→ **EXERCISE INSTRUCTIONS**: Could you return the whole listing, character for character?

→ **RECORDS FOR THE EXERCISE**:
BEGIN
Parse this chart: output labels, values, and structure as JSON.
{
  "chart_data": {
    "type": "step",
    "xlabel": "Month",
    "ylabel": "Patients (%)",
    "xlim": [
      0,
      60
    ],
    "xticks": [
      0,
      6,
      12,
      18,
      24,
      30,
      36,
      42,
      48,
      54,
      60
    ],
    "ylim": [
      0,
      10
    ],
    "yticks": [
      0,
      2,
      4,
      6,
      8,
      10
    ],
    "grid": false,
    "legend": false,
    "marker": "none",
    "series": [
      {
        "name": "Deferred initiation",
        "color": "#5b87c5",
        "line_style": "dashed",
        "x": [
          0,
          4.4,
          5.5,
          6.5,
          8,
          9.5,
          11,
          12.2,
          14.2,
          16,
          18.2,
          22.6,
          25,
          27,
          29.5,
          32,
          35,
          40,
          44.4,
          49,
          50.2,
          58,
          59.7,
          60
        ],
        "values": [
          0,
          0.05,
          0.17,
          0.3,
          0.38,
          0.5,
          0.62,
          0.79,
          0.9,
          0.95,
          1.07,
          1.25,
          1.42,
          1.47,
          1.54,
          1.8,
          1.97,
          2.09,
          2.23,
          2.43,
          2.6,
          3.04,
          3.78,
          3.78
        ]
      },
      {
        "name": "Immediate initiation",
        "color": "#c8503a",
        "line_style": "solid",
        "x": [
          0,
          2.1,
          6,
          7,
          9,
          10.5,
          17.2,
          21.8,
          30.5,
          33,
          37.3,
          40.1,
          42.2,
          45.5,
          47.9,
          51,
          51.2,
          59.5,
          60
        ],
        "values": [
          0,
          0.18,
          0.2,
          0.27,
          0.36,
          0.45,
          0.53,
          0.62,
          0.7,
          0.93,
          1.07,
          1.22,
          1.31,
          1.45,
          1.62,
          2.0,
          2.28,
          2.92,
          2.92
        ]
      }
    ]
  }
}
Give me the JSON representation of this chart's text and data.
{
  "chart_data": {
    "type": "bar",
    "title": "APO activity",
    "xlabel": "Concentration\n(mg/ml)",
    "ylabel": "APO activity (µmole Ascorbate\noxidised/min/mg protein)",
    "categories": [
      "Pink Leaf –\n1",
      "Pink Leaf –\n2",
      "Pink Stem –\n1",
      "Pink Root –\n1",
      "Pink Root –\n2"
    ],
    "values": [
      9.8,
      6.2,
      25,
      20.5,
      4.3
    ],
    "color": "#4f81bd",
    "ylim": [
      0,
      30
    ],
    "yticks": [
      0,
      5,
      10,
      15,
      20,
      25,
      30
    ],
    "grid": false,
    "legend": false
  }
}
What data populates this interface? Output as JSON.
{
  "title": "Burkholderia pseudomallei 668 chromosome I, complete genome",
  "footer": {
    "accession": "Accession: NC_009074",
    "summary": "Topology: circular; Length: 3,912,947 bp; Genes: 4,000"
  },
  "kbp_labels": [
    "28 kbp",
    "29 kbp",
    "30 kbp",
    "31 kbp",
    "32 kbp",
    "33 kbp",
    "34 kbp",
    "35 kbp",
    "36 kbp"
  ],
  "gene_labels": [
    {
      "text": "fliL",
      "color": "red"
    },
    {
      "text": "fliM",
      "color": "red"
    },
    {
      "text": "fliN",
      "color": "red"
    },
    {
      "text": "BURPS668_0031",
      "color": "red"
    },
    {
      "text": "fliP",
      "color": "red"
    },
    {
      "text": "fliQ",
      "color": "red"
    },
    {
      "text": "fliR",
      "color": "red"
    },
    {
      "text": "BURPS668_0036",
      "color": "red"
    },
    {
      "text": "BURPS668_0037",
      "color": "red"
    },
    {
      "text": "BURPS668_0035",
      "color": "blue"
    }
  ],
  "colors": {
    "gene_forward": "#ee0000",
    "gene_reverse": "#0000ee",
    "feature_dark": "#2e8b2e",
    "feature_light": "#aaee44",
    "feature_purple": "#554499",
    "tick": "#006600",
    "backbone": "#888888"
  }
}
END
→ **RESPONSE BELOW**:
Parse this chart: output labels, values, and structure as JSON.
{
  "chart_data": {
    "type": "step",
    "xlabel": "Month",
    "ylabel": "Patients (%)",
    "xlim": [
      0,
      60
    ],
    "xticks": [
      0,
      6,
      12,
      18,
      24,
      30,
      36,
      42,
      48,
      54,
      60
    ],
    "ylim": [
      0,
      10
    ],
    "yticks": [
      0,
      2,
      4,
      6,
      8,
      10
    ],
    "grid": false,
    "legend": false,
    "marker": "none",
    "series": [
      {
        "name": "Deferred initiation",
        "color": "#5b87c5",
        "line_style": "dashed",
        "x": [
          0,
          4.4,
          5.5,
          6.5,
          8,
          9.5,
          11,
          12.2,
          14.2,
          16,
          18.2,
          22.6,
          25,
          27,
          29.5,
          32,
          35,
          40,
          44.4,
          49,
          50.2,
          58,
          59.7,
          60
        ],
        "values": [
          0,
          0.05,
          0.17,
          0.3,
          0.38,
          0.5,
          0.62,
          0.79,
          0.9,
          0.95,
          1.07,
          1.25,
          1.42,
          1.47,
          1.54,
          1.8,
          1.97,
          2.09,
          2.23,
          2.43,
          2.6,
          3.04,
          3.78,
          3.78
        ]
      },
      {
        "name": "Immediate initiation",
        "color": "#c8503a",
        "line_style": "solid",
        "x": [
          0,
          2.1,
          6,
          7,
          9,
          10.5,
          17.2,
          21.8,
          30.5,
          33,
          37.3,
          40.1,
          42.2,
          45.5,
          47.9,
          51,
          51.2,
          59.5,
          60
        ],
        "values": [
          0,
          0.18,
          0.2,
          0.27,
          0.36,
          0.45,
          0.53,
          0.62,
          0.7,
          0.93,
          1.07,
          1.22,
          1.31,
          1.45,
          1.62,
          2.0,
          2.28,
          2.92,
          2.92
        ]
      }
    ]
  }
}
Give me the JSON representation of this chart's text and data.
{
  "chart_data": {
    "type": "bar",
    "title": "APO activity",
    "xlabel": "Concentration\n(mg/ml)",
    "ylabel": "APO activity (µmole Ascorbate\noxidised/min/mg protein)",
    "categories": [
      "Pink Leaf –\n1",
      "Pink Leaf –\n2",
      "Pink Stem –\n1",
      "Pink Root –\n1",
      "Pink Root –\n2"
    ],
    "values": [
      9.8,
      6.2,
      25,
      20.5,
      4.3
    ],
    "color": "#4f81bd",
    "ylim": [
      0,
      30
    ],
    "yticks": [
      0,
      5,
      10,
      15,
      20,
      25,
      30
    ],
    "grid": false,
    "legend": false
  }
}
What data populates this interface? Output as JSON.
{
  "title": "Burkholderia pseudomallei 668 chromosome I, complete genome",
  "footer": {
    "accession": "Accession: NC_009074",
    "summary": "Topology: circular; Length: 3,912,947 bp; Genes: 4,000"
  },
  "kbp_labels": [
    "28 kbp",
    "29 kbp",
    "30 kbp",
    "31 kbp",
    "32 kbp",
    "33 kbp",
    "34 kbp",
    "35 kbp",
    "36 kbp"
  ],
  "gene_labels": [
    {
      "text": "fliL",
      "color": "red"
    },
    {
      "text": "fliM",
      "color": "red"
    },
    {
      "text": "fliN",
      "color": "red"
    },
    {
      "text": "BURPS668_0031",
      "color": "red"
    },
    {
      "text": "fliP",
      "color": "red"
    },
    {
      "text": "fliQ",
      "color": "red"
    },
    {
      "text": "fliR",
      "color": "red"
    },
    {
      "text": "BURPS668_0036",
      "color": "red"
    },
    {
      "text": "BURPS668_0037",
      "color": "red"
    },
    {
      "text": "BURPS668_0035",
      "color": "blue"
    }
  ],
  "colors": {
    "gene_forward": "#ee0000",
    "gene_reverse": "#0000ee",
    "feature_dark": "#2e8b2e",
    "feature_light": "#aaee44",
    "feature_purple": "#554499",
    "tick": "#006600",
    "backbone": "#888888"
  }
}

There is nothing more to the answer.